• _WHAT YOU NEED TO DO_
Tell how many lines in these records contain the string "year", with only the number as the reply.

Rows from a dataset:
↓↓↓

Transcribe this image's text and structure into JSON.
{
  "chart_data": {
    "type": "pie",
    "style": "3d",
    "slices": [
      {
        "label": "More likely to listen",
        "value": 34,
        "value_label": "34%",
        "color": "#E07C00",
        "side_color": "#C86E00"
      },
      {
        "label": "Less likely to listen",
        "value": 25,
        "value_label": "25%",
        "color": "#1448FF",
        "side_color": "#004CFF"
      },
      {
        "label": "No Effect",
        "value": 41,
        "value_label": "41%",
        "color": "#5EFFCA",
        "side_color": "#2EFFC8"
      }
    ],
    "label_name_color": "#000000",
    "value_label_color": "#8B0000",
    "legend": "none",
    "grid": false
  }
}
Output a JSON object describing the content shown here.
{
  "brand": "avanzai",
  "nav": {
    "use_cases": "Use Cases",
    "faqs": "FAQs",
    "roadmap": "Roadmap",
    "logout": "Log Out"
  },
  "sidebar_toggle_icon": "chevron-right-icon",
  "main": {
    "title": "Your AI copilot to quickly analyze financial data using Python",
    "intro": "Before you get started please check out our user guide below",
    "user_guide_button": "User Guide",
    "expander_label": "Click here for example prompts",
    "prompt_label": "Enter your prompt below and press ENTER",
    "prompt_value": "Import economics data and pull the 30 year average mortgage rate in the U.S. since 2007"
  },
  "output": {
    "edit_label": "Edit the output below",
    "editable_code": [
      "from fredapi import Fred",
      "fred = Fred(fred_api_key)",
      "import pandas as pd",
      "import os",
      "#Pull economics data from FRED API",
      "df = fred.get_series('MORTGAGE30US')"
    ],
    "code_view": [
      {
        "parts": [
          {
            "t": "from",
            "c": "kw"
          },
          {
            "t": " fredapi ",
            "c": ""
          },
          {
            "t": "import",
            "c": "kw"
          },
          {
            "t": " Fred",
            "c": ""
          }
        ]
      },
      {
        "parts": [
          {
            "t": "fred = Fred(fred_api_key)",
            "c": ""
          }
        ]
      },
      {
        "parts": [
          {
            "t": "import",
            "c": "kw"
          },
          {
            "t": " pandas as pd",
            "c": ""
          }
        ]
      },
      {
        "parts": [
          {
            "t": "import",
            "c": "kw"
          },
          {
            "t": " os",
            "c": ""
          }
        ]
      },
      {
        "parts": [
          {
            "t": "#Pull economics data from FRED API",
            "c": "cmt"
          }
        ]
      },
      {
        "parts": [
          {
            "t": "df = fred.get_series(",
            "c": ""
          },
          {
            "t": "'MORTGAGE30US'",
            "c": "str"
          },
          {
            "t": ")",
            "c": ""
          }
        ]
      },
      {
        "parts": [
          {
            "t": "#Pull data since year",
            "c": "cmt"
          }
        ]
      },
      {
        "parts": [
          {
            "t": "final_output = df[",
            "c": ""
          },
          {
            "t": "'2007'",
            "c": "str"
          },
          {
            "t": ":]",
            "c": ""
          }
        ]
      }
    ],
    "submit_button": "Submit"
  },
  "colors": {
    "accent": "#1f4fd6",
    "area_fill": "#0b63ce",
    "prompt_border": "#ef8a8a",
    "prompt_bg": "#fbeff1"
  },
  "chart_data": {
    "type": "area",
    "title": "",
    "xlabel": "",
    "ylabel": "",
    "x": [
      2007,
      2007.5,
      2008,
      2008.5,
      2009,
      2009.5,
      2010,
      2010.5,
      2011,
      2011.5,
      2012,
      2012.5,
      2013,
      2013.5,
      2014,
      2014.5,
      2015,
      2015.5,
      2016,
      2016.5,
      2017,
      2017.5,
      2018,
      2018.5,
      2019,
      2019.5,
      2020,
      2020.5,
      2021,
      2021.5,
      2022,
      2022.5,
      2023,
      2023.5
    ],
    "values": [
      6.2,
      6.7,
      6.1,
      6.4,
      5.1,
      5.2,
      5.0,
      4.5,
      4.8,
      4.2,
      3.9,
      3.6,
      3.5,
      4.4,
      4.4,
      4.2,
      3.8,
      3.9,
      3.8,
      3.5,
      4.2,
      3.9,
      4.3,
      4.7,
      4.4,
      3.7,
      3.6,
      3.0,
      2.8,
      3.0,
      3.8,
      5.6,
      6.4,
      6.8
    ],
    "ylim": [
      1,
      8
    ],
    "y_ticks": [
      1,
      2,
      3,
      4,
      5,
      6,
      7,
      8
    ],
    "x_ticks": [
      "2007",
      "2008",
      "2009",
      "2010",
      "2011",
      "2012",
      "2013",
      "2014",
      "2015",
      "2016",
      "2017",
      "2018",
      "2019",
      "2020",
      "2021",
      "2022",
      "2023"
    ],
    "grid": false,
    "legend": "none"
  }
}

↑↑↑

• _RESULT OF THIS EXERCISE_
2